Task goal: Write out the listing exactly as it is given.
* Begin Provided data *
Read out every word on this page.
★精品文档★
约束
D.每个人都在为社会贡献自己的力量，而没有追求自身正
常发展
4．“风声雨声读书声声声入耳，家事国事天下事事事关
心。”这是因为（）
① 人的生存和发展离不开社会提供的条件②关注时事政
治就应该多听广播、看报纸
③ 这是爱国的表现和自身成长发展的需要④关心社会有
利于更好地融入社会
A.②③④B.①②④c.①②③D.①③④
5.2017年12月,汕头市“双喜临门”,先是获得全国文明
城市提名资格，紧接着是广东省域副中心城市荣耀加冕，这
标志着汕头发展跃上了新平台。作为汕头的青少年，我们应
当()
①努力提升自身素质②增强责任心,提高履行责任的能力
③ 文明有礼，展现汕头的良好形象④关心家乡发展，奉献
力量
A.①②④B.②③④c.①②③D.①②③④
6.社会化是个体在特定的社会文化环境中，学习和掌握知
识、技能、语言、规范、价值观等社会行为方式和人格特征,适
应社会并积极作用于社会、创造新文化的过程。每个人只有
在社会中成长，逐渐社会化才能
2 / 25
* End Provided data *
Correct answer:
Read out every word on this page.
★精品文档★
约束
D.每个人都在为社会贡献自己的力量，而没有追求自身正
常发展
4．“风声雨声读书声声声入耳，家事国事天下事事事关
心。”这是因为（）
① 人的生存和发展离不开社会提供的条件②关注时事政
治就应该多听广播、看报纸
③ 这是爱国的表现和自身成长发展的需要④关心社会有
利于更好地融入社会
A.②③④B.①②④c.①②③D.①③④
5.2017年12月,汕头市“双喜临门”,先是获得全国文明
城市提名资格，紧接着是广东省域副中心城市荣耀加冕，这
标志着汕头发展跃上了新平台。作为汕头的青少年，我们应
当()
①努力提升自身素质②增强责任心,提高履行责任的能力
③ 文明有礼，展现汕头的良好形象④关心家乡发展，奉献
力量
A.①②④B.②③④c.①②③D.①②③④
6.社会化是个体在特定的社会文化环境中，学习和掌握知
识、技能、语言、规范、价值观等社会行为方式和人格特征,适
应社会并积极作用于社会、创造新文化的过程。每个人只有
在社会中成长，逐渐社会化才能
2 / 25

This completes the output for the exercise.